- _EXERCISE DIRECTIONS_
Look through the data below and say how many of its lines contain "własnych", adding nothing else.

- _WORKING DATA_
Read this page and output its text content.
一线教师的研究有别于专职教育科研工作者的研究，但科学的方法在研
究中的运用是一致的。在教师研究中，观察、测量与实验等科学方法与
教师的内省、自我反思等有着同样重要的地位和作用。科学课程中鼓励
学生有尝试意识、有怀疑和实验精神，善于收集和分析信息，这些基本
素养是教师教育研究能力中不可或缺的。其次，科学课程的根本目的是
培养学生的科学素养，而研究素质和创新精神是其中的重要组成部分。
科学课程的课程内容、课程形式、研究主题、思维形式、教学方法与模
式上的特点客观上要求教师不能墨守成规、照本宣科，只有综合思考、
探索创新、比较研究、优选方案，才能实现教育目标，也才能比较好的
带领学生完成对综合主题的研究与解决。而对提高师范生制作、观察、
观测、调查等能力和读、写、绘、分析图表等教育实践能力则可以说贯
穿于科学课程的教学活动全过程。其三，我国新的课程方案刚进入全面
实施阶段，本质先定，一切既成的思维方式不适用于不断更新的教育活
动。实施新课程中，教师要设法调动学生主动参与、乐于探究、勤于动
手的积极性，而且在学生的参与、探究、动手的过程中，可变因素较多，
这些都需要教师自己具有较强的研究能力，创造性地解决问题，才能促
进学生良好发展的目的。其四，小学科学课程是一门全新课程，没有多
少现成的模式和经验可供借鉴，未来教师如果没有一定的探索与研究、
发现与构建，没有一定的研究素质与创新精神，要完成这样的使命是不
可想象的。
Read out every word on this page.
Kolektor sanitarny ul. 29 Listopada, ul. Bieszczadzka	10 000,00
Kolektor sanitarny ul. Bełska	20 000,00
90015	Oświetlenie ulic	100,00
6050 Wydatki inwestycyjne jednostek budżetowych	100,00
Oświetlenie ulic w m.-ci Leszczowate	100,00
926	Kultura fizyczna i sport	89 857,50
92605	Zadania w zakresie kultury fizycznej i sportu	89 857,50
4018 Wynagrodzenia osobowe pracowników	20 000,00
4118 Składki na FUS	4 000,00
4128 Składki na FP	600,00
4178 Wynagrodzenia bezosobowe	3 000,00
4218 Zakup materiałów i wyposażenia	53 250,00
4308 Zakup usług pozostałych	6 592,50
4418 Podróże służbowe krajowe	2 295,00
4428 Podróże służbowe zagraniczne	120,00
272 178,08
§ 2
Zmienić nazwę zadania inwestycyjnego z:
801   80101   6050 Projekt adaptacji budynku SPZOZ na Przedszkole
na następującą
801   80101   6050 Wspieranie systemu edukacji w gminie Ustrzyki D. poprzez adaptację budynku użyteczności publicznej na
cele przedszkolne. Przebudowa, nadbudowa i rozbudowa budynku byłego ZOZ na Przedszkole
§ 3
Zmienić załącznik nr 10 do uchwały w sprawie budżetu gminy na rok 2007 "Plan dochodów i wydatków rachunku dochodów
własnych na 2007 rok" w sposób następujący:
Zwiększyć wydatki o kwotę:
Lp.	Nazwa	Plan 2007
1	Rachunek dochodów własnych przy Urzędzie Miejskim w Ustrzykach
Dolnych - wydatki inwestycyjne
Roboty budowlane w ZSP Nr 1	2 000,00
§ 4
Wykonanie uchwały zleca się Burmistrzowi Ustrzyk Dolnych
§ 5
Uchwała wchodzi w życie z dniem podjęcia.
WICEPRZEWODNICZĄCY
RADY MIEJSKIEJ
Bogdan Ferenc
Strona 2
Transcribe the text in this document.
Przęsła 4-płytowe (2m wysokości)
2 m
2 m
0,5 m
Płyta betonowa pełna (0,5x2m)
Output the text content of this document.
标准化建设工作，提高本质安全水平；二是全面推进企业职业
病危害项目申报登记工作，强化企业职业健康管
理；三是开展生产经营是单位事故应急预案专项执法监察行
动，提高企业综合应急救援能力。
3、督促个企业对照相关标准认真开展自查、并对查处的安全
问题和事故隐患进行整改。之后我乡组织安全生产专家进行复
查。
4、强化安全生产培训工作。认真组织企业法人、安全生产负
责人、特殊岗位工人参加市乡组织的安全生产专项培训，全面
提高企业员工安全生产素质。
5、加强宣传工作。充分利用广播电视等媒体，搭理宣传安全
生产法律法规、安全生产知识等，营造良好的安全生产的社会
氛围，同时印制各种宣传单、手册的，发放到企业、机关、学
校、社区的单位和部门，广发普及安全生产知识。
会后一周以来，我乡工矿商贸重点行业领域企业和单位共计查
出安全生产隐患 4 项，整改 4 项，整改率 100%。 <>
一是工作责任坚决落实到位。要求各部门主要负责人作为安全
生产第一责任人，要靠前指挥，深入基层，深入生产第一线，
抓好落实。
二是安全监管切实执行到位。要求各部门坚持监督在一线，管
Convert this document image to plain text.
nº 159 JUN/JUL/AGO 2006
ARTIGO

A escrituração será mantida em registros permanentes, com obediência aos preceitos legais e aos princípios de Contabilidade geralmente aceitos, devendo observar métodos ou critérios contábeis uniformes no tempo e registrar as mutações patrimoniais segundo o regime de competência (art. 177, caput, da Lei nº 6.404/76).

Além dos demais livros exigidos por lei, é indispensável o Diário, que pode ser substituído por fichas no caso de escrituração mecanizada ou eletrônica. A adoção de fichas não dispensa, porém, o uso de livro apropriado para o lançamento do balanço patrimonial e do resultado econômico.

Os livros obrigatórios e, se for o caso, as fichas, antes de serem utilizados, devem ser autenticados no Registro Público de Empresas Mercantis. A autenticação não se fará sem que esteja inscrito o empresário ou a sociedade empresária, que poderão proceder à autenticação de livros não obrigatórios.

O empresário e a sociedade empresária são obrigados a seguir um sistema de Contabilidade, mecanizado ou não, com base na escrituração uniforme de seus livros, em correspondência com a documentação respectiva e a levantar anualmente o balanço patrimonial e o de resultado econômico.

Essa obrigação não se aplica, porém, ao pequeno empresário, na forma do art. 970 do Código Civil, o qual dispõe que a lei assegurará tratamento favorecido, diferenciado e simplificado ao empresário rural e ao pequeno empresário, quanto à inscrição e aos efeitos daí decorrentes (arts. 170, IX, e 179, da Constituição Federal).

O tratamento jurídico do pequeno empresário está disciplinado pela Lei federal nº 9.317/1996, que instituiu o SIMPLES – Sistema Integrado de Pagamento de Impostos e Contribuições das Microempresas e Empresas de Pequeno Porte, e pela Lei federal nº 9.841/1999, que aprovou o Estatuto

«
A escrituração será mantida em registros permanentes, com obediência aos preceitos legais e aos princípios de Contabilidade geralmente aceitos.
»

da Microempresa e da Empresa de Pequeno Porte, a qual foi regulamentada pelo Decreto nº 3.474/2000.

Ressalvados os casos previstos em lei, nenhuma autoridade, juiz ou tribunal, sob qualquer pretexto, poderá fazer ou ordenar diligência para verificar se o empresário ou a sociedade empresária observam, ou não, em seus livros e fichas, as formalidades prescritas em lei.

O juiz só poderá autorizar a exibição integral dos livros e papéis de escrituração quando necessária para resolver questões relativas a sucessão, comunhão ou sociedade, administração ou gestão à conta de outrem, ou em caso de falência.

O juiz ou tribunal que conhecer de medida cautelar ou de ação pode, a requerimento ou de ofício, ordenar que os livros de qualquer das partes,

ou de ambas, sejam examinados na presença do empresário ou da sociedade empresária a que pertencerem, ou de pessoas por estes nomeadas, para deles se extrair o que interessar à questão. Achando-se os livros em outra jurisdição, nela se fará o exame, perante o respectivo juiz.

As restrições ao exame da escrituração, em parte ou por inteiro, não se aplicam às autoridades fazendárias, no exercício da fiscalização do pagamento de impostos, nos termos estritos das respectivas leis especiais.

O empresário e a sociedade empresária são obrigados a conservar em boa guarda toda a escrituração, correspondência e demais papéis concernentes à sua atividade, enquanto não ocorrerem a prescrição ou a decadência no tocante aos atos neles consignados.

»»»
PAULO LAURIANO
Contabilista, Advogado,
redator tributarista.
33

- _EXERCISE OUTPUT_
2